== REQUIRED WORK ==
Sift the listing for lines that hold the string "Clinic" and pull them out.

== DATA LINES ==
════════════════════

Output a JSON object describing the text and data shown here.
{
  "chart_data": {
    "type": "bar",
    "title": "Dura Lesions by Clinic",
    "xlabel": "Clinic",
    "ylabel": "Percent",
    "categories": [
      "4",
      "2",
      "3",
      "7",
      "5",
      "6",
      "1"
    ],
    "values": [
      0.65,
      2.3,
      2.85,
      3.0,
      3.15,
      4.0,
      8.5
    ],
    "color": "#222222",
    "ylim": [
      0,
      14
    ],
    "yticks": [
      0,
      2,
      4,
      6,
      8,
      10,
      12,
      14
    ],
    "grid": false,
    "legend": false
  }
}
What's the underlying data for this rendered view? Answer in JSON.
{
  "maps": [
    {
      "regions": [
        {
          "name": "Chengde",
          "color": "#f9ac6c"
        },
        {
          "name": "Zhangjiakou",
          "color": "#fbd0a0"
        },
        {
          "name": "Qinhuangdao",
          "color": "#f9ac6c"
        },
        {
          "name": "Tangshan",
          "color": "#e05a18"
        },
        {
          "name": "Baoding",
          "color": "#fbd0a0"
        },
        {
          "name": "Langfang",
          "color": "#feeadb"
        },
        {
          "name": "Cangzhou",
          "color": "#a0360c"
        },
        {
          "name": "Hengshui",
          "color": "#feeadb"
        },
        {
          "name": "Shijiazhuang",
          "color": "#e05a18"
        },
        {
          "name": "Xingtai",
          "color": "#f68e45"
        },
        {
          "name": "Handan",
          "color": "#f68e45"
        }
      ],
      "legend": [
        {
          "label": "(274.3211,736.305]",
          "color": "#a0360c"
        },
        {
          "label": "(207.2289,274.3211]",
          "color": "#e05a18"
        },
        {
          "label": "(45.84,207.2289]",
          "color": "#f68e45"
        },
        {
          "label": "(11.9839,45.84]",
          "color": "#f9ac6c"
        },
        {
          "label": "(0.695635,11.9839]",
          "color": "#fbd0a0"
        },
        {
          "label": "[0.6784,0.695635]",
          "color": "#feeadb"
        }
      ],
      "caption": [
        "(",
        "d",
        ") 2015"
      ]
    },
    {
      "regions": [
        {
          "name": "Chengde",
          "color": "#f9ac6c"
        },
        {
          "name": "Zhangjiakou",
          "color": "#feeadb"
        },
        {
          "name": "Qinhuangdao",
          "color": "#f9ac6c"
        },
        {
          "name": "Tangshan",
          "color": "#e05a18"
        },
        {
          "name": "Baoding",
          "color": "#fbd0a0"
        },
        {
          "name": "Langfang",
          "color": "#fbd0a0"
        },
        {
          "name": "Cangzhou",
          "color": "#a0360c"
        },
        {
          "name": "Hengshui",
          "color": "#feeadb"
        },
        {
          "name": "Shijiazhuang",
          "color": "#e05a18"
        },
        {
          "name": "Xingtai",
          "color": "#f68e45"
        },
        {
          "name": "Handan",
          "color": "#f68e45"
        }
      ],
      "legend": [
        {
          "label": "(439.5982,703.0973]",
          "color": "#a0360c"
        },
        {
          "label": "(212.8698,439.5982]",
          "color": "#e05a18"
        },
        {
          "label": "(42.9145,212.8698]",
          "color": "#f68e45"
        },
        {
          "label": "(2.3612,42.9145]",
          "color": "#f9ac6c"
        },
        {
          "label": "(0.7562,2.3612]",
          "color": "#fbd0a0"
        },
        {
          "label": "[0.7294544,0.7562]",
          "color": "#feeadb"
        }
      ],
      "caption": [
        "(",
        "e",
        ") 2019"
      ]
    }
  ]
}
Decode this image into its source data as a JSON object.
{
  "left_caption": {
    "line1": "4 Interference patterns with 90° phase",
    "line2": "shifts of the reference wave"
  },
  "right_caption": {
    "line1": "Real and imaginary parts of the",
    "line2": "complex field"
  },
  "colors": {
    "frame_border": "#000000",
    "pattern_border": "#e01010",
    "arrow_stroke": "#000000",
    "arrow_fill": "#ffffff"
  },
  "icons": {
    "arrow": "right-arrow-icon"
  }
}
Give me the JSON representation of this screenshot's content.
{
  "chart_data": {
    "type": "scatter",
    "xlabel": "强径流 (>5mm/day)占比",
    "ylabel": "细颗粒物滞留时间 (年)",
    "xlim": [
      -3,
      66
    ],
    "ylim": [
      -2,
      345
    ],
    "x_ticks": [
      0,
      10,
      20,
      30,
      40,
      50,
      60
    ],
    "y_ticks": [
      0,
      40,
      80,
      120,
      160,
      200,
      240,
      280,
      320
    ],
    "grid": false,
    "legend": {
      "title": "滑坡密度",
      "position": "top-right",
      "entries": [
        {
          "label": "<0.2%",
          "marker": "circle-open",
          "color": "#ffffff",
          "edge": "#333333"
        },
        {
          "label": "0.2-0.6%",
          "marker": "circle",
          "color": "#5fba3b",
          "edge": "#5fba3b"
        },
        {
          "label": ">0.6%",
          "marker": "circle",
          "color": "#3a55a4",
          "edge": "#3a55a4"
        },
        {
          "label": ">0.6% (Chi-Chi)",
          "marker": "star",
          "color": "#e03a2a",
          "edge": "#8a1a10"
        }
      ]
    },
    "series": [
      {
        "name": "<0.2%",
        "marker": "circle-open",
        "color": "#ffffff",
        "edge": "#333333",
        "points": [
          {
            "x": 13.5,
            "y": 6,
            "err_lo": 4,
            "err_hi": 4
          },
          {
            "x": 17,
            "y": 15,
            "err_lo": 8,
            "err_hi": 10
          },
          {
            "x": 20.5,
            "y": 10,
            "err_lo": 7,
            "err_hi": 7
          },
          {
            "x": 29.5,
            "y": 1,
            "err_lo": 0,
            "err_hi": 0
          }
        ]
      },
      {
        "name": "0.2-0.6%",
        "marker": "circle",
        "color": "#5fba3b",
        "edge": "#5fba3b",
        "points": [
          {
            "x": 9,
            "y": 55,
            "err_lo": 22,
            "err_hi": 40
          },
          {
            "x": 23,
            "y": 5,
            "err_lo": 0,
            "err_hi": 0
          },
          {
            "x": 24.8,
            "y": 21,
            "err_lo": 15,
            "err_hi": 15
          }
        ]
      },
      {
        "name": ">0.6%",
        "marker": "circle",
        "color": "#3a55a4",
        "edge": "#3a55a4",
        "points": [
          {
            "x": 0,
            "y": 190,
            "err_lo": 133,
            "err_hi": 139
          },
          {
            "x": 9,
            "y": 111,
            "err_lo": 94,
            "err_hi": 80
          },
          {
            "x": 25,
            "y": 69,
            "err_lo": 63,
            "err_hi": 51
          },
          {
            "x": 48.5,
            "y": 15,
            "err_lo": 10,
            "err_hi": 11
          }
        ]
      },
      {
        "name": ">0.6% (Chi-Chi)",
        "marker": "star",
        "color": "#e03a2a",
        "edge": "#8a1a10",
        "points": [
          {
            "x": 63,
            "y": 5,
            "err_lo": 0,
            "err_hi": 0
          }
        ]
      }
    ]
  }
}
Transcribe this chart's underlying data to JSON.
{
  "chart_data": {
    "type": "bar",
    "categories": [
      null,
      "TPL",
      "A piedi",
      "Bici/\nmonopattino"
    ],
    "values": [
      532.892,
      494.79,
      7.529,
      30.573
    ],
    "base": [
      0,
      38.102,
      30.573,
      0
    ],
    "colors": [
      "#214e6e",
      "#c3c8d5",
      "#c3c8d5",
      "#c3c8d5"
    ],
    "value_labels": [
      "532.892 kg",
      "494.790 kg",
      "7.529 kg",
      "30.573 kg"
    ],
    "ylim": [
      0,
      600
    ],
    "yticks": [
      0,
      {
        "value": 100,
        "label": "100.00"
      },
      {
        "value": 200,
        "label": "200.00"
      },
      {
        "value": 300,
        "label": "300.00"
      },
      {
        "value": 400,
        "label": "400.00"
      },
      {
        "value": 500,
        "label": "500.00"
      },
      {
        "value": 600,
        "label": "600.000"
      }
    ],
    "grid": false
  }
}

════════════════════

== RIGHT ANSWER ==
    "title": "Dura Lesions by Clinic",
    "xlabel": "Clinic",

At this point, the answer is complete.